DATASET ENTRIES >>
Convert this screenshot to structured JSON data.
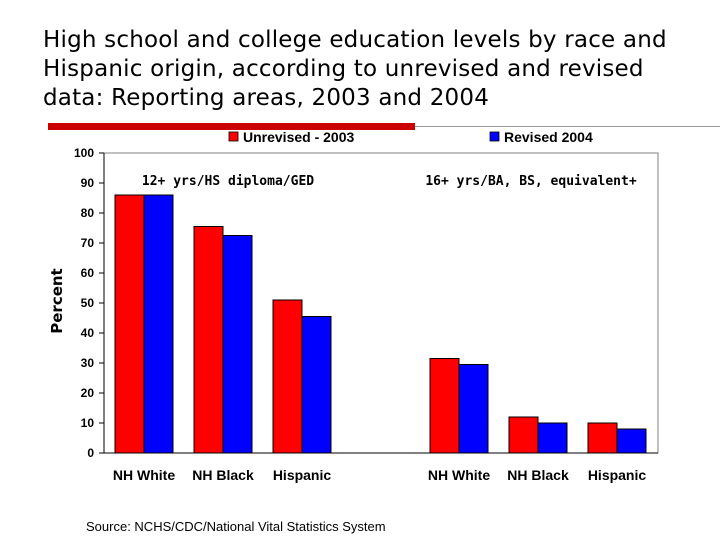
{
  "slide": {
    "title": "High school and college education levels by race and Hispanic origin, according to unrevised and revised data: Reporting areas, 2003 and 2004",
    "source": "Source: NCHS/CDC/National Vital Statistics System"
  },
  "chart_data": {
    "type": "bar",
    "title": "",
    "ylabel": "Percent",
    "ylim": [
      0,
      100
    ],
    "yticks": [
      0,
      10,
      20,
      30,
      40,
      50,
      60,
      70,
      80,
      90,
      100
    ],
    "legend_position": "top",
    "groups": [
      {
        "label": "12+ yrs/HS diploma/GED",
        "categories": [
          "NH White",
          "NH Black",
          "Hispanic"
        ],
        "series": [
          {
            "name": "Unrevised - 2003",
            "color": "#ff0000",
            "values": [
              86,
              75.5,
              51
            ]
          },
          {
            "name": "Revised 2004",
            "color": "#0000ff",
            "values": [
              86,
              72.5,
              45.5
            ]
          }
        ]
      },
      {
        "label": "16+ yrs/BA, BS, equivalent+",
        "categories": [
          "NH White",
          "NH Black",
          "Hispanic"
        ],
        "series": [
          {
            "name": "Unrevised - 2003",
            "color": "#ff0000",
            "values": [
              31.5,
              12,
              10
            ]
          },
          {
            "name": "Revised 2004",
            "color": "#0000ff",
            "values": [
              29.5,
              10,
              8
            ]
          }
        ]
      }
    ],
    "legend": [
      {
        "name": "Unrevised - 2003",
        "color": "#ff0000"
      },
      {
        "name": "Revised 2004",
        "color": "#0000ff"
      }
    ]
  }
}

PROBLEM STATEMENT >>
Pictures don't belong in the copy. Transcribe every record exactly as it appears.

RESPONSE >>
Convert this screenshot to structured JSON data.
{
  "slide": {
    "title": "High school and college education levels by race and Hispanic origin, according to unrevised and revised data: Reporting areas, 2003 and 2004",
    "source": "Source: NCHS/CDC/National Vital Statistics System"
  },
  "chart_data": {
    "type": "bar",
    "title": "",
    "ylabel": "Percent",
    "ylim": [
      0,
      100
    ],
    "yticks": [
      0,
      10,
      20,
      30,
      40,
      50,
      60,
      70,
      80,
      90,
      100
    ],
    "legend_position": "top",
    "groups": [
      {
        "label": "12+ yrs/HS diploma/GED",
        "categories": [
          "NH White",
          "NH Black",
          "Hispanic"
        ],
        "series": [
          {
            "name": "Unrevised - 2003",
            "color": "#ff0000",
            "values": [
              86,
              75.5,
              51
            ]
          },
          {
            "name": "Revised 2004",
            "color": "#0000ff",
            "values": [
              86,
              72.5,
              45.5
            ]
          }
        ]
      },
      {
        "label": "16+ yrs/BA, BS, equivalent+",
        "categories": [
          "NH White",
          "NH Black",
          "Hispanic"
        ],
        "series": [
          {
            "name": "Unrevised - 2003",
            "color": "#ff0000",
            "values": [
              31.5,
              12,
              10
            ]
          },
          {
            "name": "Revised 2004",
            "color": "#0000ff",
            "values": [
              29.5,
              10,
              8
            ]
          }
        ]
      }
    ],
    "legend": [
      {
        "name": "Unrevised - 2003",
        "color": "#ff0000"
      },
      {
        "name": "Revised 2004",
        "color": "#0000ff"
      }
    ]
  }
}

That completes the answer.